• _Required task_: Retype every entry word for word.

• _Recorded data_:
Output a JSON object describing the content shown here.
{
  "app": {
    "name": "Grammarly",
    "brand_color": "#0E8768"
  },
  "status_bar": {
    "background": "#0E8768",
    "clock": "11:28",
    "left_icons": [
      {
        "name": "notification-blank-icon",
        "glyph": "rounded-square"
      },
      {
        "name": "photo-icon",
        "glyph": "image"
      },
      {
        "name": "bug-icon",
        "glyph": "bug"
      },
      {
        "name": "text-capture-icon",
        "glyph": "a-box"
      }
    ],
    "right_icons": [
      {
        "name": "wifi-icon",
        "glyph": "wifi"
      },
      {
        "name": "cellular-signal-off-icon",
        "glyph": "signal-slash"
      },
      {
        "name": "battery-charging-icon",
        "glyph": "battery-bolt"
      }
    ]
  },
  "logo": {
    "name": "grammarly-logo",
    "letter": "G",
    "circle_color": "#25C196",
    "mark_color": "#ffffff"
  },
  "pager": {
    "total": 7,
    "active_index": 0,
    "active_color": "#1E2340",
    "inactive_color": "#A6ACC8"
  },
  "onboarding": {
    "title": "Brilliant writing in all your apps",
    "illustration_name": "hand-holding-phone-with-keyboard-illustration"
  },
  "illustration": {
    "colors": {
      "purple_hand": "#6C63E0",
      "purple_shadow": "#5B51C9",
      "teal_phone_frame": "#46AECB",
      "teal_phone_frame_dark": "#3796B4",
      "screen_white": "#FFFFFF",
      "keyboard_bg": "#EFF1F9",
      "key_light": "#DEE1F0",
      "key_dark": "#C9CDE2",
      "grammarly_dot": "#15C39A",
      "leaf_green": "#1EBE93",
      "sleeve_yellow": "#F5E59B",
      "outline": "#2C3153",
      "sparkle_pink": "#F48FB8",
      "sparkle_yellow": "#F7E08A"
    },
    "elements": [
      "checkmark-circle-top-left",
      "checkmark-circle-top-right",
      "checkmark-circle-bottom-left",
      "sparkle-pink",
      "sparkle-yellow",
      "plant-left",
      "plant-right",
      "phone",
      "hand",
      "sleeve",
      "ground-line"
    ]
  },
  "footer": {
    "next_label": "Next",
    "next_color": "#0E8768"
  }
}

• _Finished exercise_:
Output a JSON object describing the content shown here.
{
  "app": {
    "name": "Grammarly",
    "brand_color": "#0E8768"
  },
  "status_bar": {
    "background": "#0E8768",
    "clock": "11:28",
    "left_icons": [
      {
        "name": "notification-blank-icon",
        "glyph": "rounded-square"
      },
      {
        "name": "photo-icon",
        "glyph": "image"
      },
      {
        "name": "bug-icon",
        "glyph": "bug"
      },
      {
        "name": "text-capture-icon",
        "glyph": "a-box"
      }
    ],
    "right_icons": [
      {
        "name": "wifi-icon",
        "glyph": "wifi"
      },
      {
        "name": "cellular-signal-off-icon",
        "glyph": "signal-slash"
      },
      {
        "name": "battery-charging-icon",
        "glyph": "battery-bolt"
      }
    ]
  },
  "logo": {
    "name": "grammarly-logo",
    "letter": "G",
    "circle_color": "#25C196",
    "mark_color": "#ffffff"
  },
  "pager": {
    "total": 7,
    "active_index": 0,
    "active_color": "#1E2340",
    "inactive_color": "#A6ACC8"
  },
  "onboarding": {
    "title": "Brilliant writing in all your apps",
    "illustration_name": "hand-holding-phone-with-keyboard-illustration"
  },
  "illustration": {
    "colors": {
      "purple_hand": "#6C63E0",
      "purple_shadow": "#5B51C9",
      "teal_phone_frame": "#46AECB",
      "teal_phone_frame_dark": "#3796B4",
      "screen_white": "#FFFFFF",
      "keyboard_bg": "#EFF1F9",
      "key_light": "#DEE1F0",
      "key_dark": "#C9CDE2",
      "grammarly_dot": "#15C39A",
      "leaf_green": "#1EBE93",
      "sleeve_yellow": "#F5E59B",
      "outline": "#2C3153",
      "sparkle_pink": "#F48FB8",
      "sparkle_yellow": "#F7E08A"
    },
    "elements": [
      "checkmark-circle-top-left",
      "checkmark-circle-top-right",
      "checkmark-circle-bottom-left",
      "sparkle-pink",
      "sparkle-yellow",
      "plant-left",
      "plant-right",
      "phone",
      "hand",
      "sleeve",
      "ground-line"
    ]
  },
  "footer": {
    "next_label": "Next",
    "next_color": "#0E8768"
  }
}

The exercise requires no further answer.